--- start of RECORDS FOR THIS EXERCISE ---
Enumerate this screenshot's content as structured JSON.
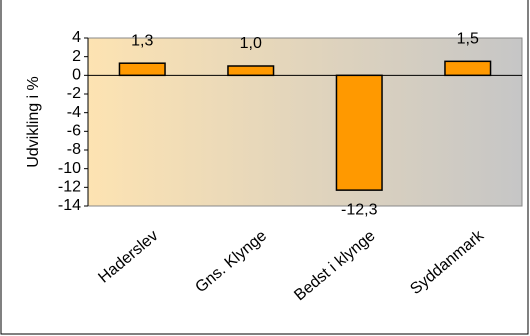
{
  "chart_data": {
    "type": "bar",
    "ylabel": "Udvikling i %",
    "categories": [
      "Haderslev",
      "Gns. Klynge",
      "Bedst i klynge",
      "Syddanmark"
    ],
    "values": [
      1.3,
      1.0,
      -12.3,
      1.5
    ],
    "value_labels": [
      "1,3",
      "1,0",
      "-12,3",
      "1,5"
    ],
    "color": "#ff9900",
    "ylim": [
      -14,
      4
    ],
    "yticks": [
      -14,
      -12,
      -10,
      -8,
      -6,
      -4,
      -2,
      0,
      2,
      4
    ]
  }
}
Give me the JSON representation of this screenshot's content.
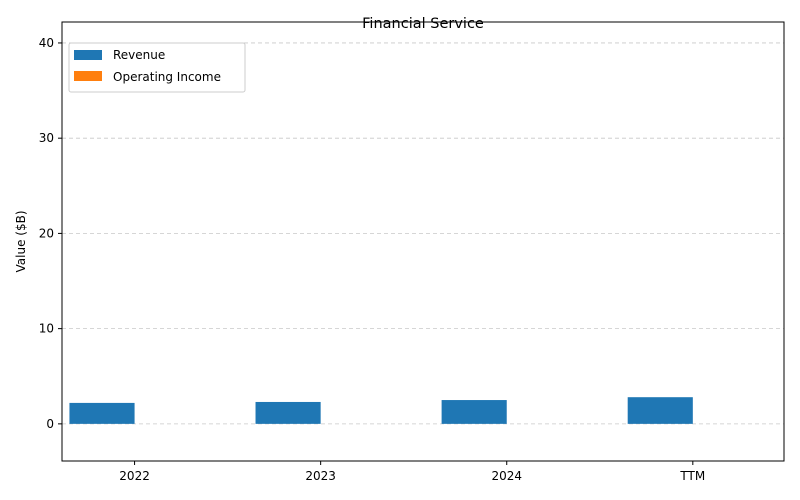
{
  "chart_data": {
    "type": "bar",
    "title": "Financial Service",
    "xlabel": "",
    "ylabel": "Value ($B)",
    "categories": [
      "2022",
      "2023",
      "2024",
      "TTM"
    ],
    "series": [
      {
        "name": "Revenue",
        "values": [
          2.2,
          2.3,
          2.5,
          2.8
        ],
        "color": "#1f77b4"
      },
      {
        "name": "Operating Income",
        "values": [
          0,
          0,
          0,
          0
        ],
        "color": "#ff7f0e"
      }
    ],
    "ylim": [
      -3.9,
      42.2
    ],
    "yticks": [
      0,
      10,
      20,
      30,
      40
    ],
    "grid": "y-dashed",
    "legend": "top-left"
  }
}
--- end of RECORDS FOR THIS EXERCISE ---
--- start of RECORDS FOR THIS EXERCISE ---
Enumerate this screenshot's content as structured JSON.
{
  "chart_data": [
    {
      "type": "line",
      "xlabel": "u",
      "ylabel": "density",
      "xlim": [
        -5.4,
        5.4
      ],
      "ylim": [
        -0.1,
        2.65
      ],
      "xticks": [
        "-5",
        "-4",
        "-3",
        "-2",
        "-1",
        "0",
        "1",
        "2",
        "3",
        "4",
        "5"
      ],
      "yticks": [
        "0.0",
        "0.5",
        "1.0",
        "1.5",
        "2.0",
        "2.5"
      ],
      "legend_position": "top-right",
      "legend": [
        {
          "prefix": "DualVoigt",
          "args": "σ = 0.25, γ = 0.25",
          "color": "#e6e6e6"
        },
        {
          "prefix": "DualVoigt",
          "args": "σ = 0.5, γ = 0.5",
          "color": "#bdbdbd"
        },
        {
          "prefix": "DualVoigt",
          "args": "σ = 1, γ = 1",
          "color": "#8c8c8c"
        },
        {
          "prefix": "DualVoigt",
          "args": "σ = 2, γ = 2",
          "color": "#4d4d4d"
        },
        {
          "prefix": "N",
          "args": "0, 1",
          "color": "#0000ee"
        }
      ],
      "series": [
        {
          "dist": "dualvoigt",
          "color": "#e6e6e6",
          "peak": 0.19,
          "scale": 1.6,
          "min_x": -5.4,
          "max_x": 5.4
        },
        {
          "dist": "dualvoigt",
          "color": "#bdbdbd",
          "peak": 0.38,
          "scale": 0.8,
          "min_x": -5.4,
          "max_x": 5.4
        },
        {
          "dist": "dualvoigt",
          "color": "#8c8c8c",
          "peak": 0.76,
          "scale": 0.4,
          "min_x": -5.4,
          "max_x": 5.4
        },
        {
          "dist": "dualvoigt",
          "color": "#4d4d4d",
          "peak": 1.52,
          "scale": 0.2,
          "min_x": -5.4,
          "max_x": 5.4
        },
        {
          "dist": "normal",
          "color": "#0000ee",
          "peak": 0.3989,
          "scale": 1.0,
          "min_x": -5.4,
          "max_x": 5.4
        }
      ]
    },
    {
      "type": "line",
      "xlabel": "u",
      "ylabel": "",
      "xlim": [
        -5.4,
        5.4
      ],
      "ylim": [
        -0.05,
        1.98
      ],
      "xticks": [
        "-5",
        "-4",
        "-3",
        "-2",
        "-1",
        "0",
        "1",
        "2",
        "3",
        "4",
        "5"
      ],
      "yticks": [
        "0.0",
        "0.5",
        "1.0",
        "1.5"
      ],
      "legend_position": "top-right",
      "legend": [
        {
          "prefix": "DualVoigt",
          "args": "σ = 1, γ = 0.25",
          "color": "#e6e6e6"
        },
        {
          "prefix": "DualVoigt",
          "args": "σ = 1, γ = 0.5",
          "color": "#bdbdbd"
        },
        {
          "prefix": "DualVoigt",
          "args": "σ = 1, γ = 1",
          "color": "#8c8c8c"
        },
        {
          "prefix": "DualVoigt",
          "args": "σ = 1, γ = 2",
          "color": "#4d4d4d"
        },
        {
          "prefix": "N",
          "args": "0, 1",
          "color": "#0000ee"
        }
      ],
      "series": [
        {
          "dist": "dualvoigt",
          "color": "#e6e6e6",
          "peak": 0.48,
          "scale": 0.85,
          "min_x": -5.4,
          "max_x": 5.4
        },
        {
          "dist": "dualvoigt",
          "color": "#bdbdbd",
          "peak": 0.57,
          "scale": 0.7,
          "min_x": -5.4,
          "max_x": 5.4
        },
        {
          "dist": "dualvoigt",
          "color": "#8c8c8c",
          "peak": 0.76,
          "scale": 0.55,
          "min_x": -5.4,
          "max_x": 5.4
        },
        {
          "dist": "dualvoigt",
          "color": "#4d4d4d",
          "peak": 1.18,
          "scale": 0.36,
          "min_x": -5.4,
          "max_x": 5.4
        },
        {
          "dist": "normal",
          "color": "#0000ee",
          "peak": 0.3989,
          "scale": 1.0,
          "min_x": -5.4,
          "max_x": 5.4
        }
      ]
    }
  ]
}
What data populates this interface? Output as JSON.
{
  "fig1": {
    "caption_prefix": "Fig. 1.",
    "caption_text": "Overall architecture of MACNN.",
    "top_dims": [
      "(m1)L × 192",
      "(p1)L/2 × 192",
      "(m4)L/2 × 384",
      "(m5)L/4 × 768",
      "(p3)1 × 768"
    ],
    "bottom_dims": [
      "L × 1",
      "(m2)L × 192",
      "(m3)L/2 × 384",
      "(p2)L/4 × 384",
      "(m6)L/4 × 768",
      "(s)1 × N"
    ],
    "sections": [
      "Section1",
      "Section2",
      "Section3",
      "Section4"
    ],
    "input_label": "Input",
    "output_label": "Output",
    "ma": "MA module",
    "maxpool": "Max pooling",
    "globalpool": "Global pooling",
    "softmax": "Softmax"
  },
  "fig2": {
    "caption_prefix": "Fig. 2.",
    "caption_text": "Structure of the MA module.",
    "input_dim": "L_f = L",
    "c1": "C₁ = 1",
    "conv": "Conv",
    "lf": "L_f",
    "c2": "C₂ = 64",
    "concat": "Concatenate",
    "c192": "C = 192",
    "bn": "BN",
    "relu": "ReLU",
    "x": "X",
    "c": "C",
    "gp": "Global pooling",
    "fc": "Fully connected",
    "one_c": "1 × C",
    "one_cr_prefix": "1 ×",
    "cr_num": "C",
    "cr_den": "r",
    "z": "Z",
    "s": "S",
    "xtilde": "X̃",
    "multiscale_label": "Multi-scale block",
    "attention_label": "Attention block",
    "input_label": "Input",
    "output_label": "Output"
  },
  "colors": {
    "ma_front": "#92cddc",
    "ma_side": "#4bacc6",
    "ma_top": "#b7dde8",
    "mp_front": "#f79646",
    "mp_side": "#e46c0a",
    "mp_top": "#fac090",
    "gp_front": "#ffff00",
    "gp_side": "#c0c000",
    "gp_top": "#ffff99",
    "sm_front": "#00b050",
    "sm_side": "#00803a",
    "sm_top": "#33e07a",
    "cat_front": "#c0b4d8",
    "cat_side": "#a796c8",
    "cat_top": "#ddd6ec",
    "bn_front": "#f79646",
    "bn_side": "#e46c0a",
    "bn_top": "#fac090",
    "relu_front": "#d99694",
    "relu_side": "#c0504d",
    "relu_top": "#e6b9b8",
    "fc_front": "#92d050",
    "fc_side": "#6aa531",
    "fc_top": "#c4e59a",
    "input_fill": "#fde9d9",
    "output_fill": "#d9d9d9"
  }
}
--- end of RECORDS FOR THIS EXERCISE ---
WHAT IS REQUIRED => Go through the entries and return each line where the word "JSON" appears.

RESPONSE FOR THIS EXERCISE =>
Enumerate this screenshot's content as structured JSON.
Give me the JSON representation of this screenshot's content.
Enumerate this screenshot's content as structured JSON.
What data populates this interface? Output as JSON.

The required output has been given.